==== PROVIDED RECORDS ====
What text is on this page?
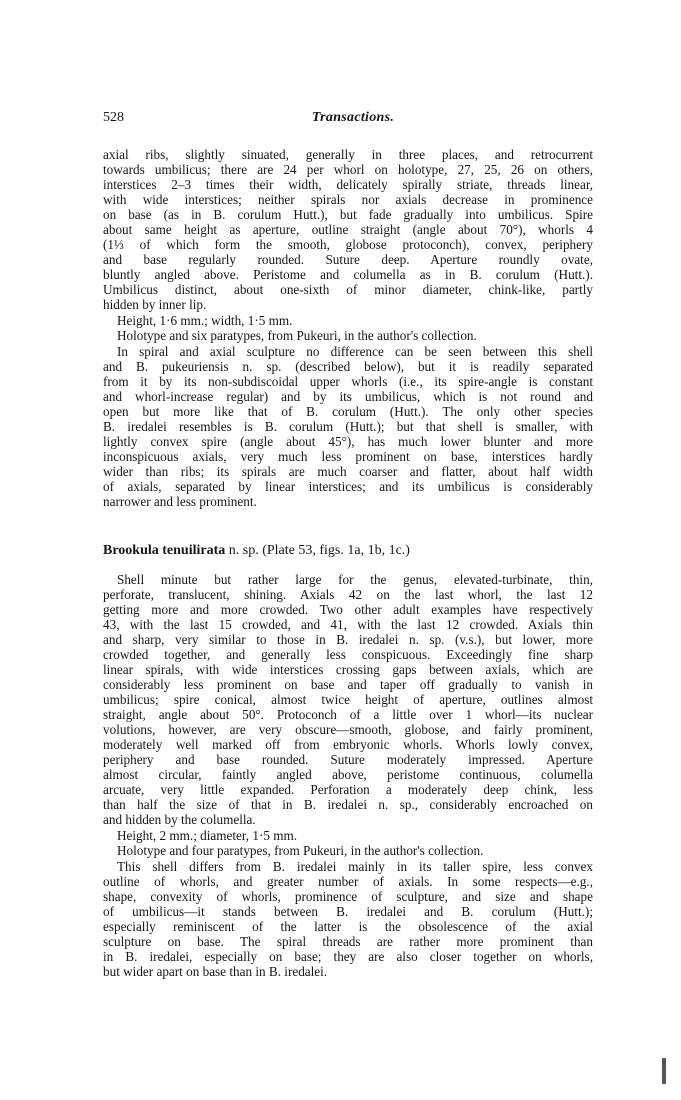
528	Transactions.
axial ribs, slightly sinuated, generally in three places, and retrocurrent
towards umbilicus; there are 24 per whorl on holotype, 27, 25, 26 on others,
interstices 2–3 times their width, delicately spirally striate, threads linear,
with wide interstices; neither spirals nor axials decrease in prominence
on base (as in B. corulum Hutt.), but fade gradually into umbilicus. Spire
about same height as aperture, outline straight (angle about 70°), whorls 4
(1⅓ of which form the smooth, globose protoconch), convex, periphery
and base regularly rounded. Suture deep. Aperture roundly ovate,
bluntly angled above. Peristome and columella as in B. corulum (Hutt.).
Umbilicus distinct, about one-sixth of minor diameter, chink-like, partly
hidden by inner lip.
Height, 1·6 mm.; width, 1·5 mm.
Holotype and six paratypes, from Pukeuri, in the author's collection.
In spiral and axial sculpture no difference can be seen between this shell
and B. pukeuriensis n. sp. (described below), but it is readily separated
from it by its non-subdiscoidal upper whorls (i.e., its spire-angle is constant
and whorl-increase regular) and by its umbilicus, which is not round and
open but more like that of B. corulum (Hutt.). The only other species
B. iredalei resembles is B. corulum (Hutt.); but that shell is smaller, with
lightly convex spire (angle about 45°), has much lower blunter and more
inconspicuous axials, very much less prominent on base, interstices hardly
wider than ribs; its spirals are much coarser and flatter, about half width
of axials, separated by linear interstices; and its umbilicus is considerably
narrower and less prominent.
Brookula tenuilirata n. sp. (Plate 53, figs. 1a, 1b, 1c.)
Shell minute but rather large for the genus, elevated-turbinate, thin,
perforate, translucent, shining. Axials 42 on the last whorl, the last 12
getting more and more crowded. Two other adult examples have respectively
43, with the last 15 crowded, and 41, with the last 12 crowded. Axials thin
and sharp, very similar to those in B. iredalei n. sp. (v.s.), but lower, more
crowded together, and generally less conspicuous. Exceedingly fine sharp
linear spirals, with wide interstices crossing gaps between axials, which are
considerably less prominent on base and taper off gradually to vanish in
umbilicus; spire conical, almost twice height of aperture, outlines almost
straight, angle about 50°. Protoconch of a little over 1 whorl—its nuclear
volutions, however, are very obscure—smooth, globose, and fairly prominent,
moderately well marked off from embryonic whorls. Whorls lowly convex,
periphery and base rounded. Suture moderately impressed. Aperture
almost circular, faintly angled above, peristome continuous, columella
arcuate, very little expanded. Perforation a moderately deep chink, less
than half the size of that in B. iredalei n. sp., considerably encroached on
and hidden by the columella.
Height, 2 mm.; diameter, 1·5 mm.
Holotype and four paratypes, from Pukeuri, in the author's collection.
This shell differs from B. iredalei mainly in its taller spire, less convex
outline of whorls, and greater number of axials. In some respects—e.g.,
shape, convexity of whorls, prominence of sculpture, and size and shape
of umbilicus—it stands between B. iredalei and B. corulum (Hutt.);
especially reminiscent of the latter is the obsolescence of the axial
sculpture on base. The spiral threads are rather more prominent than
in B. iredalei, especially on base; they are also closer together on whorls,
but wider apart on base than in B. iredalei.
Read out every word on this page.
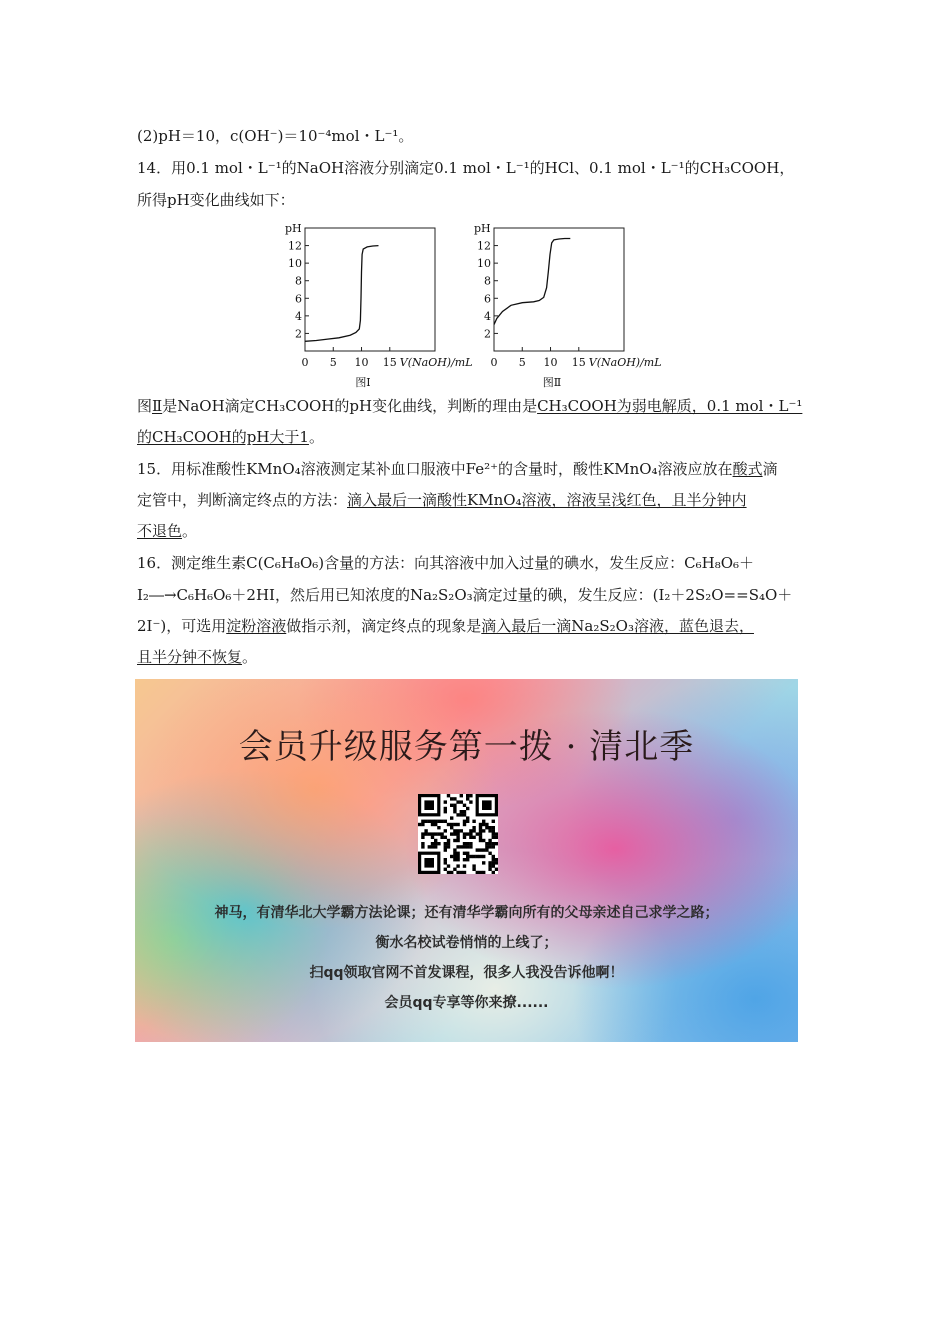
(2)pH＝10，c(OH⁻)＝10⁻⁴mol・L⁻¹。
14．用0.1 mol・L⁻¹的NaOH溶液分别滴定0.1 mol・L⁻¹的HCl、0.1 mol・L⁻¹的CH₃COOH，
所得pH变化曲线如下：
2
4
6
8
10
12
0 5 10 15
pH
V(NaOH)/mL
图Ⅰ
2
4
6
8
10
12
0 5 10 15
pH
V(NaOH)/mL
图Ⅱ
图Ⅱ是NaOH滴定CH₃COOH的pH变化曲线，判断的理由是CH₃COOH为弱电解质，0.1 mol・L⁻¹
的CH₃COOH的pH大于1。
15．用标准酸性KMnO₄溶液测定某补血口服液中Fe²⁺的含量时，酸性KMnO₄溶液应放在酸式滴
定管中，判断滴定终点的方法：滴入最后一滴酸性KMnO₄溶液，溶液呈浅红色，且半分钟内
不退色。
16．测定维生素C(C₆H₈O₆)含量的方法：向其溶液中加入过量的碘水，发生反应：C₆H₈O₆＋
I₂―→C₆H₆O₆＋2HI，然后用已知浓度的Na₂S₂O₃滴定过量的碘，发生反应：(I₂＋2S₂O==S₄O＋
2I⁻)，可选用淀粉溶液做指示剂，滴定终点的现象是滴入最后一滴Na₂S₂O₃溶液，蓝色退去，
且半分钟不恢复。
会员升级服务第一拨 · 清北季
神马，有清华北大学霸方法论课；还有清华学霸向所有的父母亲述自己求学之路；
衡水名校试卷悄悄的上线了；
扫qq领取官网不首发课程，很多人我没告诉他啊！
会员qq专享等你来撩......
====
Above are the records; copy every line in them that holds the word "size".

| TASK ANSWER |
than half the size of that in B. iredalei n. sp., considerably encroached on
shape, convexity of whorls, prominence of sculpture, and size and shape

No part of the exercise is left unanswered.